THE PROBLEM: In the piece on The Americans, retype everything from "With my push" down to "FX’s The Americans.".

PROVIDED TEXT:
On Returning to America with The Americans
The show emits the same simmering foreboding that current living conditions replicate.
Photo Courtesy of FX
On the twelfth of March, I was debating whether or not to return to the United States while living overseas in Great Britain. I sat on my small bed within my closet-sized room where my wardrobe, desk, and bedframe had to be arranged just-so, in order for drawers to slide out, the wardrobe cabinet to swing out, and the door to the room to open and shut all at the same time. Within this space, I had already felt trapped. Peering into the face of my phone, I watched Boris Johnson deliver both a grim and uninformative speech: “We will lose loved ones before their time.” COVID-19 was no longer able to be ignored, and it sought to up the ante of anxiety.
With my push notifications declaring that Trump would impose travel bans, my confusion melted into a dread. Knowing I needed to efficiently book a plane ticket, send in my notice to my employer, and pack up what little I owned, I chose to do none of that. I opened my laptop, searched through my Amazon Prime video saved shows, and clicked on FX’s The Americans.
I descended into The Americans for escapism. I thought it was a flinty spy show. But as I finished the pilot, something glinted beneath the ‘80s camp and espionage. From Keri Russell’s character, Elizabeth Jennings, being introduced in
duplicate—one part reflected in a mirror, the other working her source—The Americans already hinted that it worked best in a state of in between, lurking in dualities. As I abdicated my responsibilities further, watching one, then two more episodes, it became clear: the characters of Phillip (Matthew Rhys) and Elizabeth Jennings straddled multiple realities. Their marriage hinged from real to fake, their national identities swinging from American to Russian, their grasp of self sliding from within their control to scattered among their various aliases. All the real narrative tension simmered from internal, invisible conflict. The threat looms.

[Document layout analysis data]
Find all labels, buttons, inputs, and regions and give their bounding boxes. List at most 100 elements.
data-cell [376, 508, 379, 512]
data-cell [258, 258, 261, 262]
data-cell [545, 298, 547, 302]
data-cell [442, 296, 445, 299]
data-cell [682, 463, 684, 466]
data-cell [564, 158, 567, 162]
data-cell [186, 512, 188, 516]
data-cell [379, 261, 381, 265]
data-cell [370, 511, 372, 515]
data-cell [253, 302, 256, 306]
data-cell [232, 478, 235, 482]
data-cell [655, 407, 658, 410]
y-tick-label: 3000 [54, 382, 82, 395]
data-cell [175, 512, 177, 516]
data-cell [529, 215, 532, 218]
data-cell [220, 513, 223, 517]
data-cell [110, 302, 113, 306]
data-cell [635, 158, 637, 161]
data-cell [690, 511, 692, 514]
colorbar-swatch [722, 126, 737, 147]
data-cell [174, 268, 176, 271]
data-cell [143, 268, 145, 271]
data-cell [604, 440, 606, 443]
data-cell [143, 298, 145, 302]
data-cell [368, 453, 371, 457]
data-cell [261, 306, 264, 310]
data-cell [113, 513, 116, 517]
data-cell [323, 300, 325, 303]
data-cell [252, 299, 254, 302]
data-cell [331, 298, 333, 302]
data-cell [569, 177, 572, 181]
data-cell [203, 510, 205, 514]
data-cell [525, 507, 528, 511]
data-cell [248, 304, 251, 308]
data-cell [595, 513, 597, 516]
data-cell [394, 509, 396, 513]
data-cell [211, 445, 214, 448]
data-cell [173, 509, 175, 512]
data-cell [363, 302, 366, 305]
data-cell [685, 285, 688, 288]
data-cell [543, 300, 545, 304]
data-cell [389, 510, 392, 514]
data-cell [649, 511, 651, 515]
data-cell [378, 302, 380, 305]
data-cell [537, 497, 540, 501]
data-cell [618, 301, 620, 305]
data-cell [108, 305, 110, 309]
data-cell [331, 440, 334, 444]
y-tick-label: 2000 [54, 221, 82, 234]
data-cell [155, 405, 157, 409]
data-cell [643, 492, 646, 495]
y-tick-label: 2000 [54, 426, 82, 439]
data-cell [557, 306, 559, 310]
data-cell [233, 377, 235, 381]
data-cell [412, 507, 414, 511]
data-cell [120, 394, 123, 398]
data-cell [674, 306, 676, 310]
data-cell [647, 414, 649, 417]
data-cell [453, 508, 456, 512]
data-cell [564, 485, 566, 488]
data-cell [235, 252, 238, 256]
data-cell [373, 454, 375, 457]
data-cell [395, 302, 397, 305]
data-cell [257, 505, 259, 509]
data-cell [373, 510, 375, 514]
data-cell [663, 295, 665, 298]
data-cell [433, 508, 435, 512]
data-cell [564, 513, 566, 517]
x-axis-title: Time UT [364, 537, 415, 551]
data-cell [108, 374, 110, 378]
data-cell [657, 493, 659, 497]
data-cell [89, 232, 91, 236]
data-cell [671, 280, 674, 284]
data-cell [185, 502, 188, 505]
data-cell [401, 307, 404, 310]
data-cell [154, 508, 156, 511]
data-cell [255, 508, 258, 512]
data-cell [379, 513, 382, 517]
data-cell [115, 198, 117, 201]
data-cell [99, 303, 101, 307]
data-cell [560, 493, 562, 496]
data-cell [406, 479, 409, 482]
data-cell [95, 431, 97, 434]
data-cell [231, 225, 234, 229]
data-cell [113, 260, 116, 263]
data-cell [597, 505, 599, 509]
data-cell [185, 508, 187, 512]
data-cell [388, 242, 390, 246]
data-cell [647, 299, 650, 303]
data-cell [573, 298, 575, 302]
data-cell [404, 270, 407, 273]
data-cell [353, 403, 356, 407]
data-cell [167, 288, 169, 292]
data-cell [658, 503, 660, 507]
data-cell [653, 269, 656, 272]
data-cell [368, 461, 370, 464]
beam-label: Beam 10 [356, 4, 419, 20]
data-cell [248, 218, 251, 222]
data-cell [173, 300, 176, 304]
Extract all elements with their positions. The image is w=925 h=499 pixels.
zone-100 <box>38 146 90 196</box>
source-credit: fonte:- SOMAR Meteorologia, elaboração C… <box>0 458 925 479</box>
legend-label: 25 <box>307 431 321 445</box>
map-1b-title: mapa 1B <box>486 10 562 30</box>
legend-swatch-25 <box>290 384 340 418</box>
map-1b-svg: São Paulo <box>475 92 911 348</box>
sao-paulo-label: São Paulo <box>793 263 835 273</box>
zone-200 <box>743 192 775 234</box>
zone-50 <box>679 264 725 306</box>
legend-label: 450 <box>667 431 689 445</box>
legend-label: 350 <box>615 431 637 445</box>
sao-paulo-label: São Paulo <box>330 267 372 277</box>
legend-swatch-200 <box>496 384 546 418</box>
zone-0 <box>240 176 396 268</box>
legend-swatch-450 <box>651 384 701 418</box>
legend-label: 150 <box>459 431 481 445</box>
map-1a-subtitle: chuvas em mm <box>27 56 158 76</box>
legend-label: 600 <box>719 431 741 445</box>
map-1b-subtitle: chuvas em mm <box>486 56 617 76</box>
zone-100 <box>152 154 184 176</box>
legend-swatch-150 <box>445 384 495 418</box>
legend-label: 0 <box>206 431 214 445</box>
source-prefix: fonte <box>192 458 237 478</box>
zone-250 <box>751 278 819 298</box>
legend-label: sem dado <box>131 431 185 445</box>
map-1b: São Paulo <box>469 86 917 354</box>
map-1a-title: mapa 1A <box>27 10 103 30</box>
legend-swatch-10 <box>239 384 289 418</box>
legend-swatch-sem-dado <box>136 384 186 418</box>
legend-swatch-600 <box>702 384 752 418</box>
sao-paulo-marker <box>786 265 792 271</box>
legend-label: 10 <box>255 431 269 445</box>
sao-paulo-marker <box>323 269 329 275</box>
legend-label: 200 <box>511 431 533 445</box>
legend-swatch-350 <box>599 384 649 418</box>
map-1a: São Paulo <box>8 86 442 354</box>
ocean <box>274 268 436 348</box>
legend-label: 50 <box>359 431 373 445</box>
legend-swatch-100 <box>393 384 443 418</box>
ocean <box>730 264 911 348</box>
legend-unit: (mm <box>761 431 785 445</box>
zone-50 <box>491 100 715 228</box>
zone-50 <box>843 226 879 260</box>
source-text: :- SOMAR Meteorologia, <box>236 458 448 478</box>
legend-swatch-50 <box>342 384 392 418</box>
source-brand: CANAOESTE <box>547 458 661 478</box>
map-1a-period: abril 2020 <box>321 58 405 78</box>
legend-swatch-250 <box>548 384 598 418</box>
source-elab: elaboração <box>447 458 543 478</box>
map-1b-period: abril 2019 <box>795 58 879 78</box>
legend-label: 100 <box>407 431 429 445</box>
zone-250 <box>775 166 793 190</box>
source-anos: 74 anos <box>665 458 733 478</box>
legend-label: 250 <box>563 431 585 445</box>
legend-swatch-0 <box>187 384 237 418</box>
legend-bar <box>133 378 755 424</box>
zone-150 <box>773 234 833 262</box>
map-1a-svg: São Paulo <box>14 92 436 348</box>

EXPECTED ANSWER:
With my push notifications declaring that Trump would impose travel bans, my confusion melted into a dread. Knowing I needed to efficiently book a plane ticket, send in my notice to my employer, and pack up what little I owned, I chose to do none of that. I opened my laptop, searched through my Amazon Prime video saved shows, and clicked on FX’s The Americans.